Exactly as written, print each record in the listing.

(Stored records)
★ ★ ★ ★ ★

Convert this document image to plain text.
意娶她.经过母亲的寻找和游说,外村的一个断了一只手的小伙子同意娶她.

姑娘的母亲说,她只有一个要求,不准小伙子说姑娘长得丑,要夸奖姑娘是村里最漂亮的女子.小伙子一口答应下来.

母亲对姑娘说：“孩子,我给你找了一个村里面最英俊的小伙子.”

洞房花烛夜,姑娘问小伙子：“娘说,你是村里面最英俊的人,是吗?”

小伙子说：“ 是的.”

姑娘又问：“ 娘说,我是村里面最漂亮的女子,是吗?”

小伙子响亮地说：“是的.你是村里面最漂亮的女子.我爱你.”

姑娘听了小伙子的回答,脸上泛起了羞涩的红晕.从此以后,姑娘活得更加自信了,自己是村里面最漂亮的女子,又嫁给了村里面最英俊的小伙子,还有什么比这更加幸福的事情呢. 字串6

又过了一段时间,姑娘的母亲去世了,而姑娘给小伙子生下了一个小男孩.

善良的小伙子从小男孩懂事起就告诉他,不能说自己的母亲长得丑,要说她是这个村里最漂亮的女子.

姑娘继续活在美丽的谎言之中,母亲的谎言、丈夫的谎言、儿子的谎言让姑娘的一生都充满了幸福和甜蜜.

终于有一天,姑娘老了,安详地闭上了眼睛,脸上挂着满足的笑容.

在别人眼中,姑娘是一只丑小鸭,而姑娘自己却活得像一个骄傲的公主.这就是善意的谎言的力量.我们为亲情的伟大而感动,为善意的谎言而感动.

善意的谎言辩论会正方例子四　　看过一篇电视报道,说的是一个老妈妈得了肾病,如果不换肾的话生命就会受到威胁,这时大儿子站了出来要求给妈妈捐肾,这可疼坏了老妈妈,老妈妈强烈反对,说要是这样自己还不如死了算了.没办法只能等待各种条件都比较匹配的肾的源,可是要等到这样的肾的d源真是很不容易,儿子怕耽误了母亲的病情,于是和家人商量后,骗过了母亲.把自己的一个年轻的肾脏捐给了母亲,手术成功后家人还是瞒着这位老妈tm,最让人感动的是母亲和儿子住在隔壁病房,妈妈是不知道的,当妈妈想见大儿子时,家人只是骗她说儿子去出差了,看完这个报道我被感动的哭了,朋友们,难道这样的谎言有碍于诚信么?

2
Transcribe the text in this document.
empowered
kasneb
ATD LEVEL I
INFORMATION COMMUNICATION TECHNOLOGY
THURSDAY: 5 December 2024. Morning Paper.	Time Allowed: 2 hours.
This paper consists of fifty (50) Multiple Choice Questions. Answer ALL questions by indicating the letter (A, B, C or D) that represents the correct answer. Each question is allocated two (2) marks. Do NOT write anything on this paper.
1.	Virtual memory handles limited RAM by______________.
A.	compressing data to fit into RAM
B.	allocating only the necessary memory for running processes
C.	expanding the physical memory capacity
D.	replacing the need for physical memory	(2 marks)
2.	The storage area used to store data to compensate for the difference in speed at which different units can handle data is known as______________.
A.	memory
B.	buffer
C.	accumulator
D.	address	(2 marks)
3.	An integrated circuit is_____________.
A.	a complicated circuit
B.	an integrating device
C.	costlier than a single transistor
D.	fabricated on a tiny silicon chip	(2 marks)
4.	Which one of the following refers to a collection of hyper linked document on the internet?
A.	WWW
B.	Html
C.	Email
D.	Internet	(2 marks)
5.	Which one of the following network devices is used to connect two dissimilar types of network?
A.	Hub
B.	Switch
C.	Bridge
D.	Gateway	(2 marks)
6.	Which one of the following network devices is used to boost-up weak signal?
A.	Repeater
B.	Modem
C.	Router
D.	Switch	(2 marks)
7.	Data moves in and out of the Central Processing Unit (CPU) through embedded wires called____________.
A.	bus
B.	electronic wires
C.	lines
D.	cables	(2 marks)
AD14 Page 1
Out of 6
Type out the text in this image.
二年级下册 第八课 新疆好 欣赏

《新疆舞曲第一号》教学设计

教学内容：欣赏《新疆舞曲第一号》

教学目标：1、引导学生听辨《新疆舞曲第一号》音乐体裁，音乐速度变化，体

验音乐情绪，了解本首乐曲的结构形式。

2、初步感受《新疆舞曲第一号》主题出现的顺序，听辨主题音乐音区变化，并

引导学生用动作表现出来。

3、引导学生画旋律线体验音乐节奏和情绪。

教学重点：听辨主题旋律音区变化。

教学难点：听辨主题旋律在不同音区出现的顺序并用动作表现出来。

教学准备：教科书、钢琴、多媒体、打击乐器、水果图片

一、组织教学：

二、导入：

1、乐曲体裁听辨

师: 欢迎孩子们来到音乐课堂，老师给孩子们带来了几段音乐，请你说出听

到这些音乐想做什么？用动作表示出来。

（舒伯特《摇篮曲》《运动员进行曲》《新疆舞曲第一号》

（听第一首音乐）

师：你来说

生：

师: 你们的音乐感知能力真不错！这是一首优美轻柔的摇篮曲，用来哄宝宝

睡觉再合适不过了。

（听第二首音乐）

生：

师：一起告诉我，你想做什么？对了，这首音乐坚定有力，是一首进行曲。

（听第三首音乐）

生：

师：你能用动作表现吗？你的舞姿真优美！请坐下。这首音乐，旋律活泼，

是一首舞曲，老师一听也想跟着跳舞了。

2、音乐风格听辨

★ ★ ★ ★ ★

== Result of this task ==
Convert this document image to plain text.
意娶她.经过母亲的寻找和游说,外村的一个断了一只手的小伙子同意娶她.

姑娘的母亲说,她只有一个要求,不准小伙子说姑娘长得丑,要夸奖姑娘是村里最漂亮的女子.小伙子一口答应下来.

母亲对姑娘说：“孩子,我给你找了一个村里面最英俊的小伙子.”

洞房花烛夜,姑娘问小伙子：“娘说,你是村里面最英俊的人,是吗?”

小伙子说：“ 是的.”

姑娘又问：“ 娘说,我是村里面最漂亮的女子,是吗?”

小伙子响亮地说：“是的.你是村里面最漂亮的女子.我爱你.”

姑娘听了小伙子的回答,脸上泛起了羞涩的红晕.从此以后,姑娘活得更加自信了,自己是村里面最漂亮的女子,又嫁给了村里面最英俊的小伙子,还有什么比这更加幸福的事情呢. 字串6

又过了一段时间,姑娘的母亲去世了,而姑娘给小伙子生下了一个小男孩.

善良的小伙子从小男孩懂事起就告诉他,不能说自己的母亲长得丑,要说她是这个村里最漂亮的女子.

姑娘继续活在美丽的谎言之中,母亲的谎言、丈夫的谎言、儿子的谎言让姑娘的一生都充满了幸福和甜蜜.

终于有一天,姑娘老了,安详地闭上了眼睛,脸上挂着满足的笑容.

在别人眼中,姑娘是一只丑小鸭,而姑娘自己却活得像一个骄傲的公主.这就是善意的谎言的力量.我们为亲情的伟大而感动,为善意的谎言而感动.

善意的谎言辩论会正方例子四　　看过一篇电视报道,说的是一个老妈妈得了肾病,如果不换肾的话生命就会受到威胁,这时大儿子站了出来要求给妈妈捐肾,这可疼坏了老妈妈,老妈妈强烈反对,说要是这样自己还不如死了算了.没办法只能等待各种条件都比较匹配的肾的源,可是要等到这样的肾的d源真是很不容易,儿子怕耽误了母亲的病情,于是和家人商量后,骗过了母亲.把自己的一个年轻的肾脏捐给了母亲,手术成功后家人还是瞒着这位老妈tm,最让人感动的是母亲和儿子住在隔壁病房,妈妈是不知道的,当妈妈想见大儿子时,家人只是骗她说儿子去出差了,看完这个报道我被感动的哭了,朋友们,难道这样的谎言有碍于诚信么?

2
Transcribe the text in this document.
empowered
kasneb
ATD LEVEL I
INFORMATION COMMUNICATION TECHNOLOGY
THURSDAY: 5 December 2024. Morning Paper.	Time Allowed: 2 hours.
This paper consists of fifty (50) Multiple Choice Questions. Answer ALL questions by indicating the letter (A, B, C or D) that represents the correct answer. Each question is allocated two (2) marks. Do NOT write anything on this paper.
1.	Virtual memory handles limited RAM by______________.
A.	compressing data to fit into RAM
B.	allocating only the necessary memory for running processes
C.	expanding the physical memory capacity
D.	replacing the need for physical memory	(2 marks)
2.	The storage area used to store data to compensate for the difference in speed at which different units can handle data is known as______________.
A.	memory
B.	buffer
C.	accumulator
D.	address	(2 marks)
3.	An integrated circuit is_____________.
A.	a complicated circuit
B.	an integrating device
C.	costlier than a single transistor
D.	fabricated on a tiny silicon chip	(2 marks)
4.	Which one of the following refers to a collection of hyper linked document on the internet?
A.	WWW
B.	Html
C.	Email
D.	Internet	(2 marks)
5.	Which one of the following network devices is used to connect two dissimilar types of network?
A.	Hub
B.	Switch
C.	Bridge
D.	Gateway	(2 marks)
6.	Which one of the following network devices is used to boost-up weak signal?
A.	Repeater
B.	Modem
C.	Router
D.	Switch	(2 marks)
7.	Data moves in and out of the Central Processing Unit (CPU) through embedded wires called____________.
A.	bus
B.	electronic wires
C.	lines
D.	cables	(2 marks)
AD14 Page 1
Out of 6
Type out the text in this image.
二年级下册 第八课 新疆好 欣赏

《新疆舞曲第一号》教学设计

教学内容：欣赏《新疆舞曲第一号》

教学目标：1、引导学生听辨《新疆舞曲第一号》音乐体裁，音乐速度变化，体

验音乐情绪，了解本首乐曲的结构形式。

2、初步感受《新疆舞曲第一号》主题出现的顺序，听辨主题音乐音区变化，并

引导学生用动作表现出来。

3、引导学生画旋律线体验音乐节奏和情绪。

教学重点：听辨主题旋律音区变化。

教学难点：听辨主题旋律在不同音区出现的顺序并用动作表现出来。

教学准备：教科书、钢琴、多媒体、打击乐器、水果图片

一、组织教学：

二、导入：

1、乐曲体裁听辨

师: 欢迎孩子们来到音乐课堂，老师给孩子们带来了几段音乐，请你说出听

到这些音乐想做什么？用动作表示出来。

（舒伯特《摇篮曲》《运动员进行曲》《新疆舞曲第一号》

（听第一首音乐）

师：你来说

生：

师: 你们的音乐感知能力真不错！这是一首优美轻柔的摇篮曲，用来哄宝宝

睡觉再合适不过了。

（听第二首音乐）

生：

师：一起告诉我，你想做什么？对了，这首音乐坚定有力，是一首进行曲。

（听第三首音乐）

生：

师：你能用动作表现吗？你的舞姿真优美！请坐下。这首音乐，旋律活泼，

是一首舞曲，老师一听也想跟着跳舞了。

2、音乐风格听辨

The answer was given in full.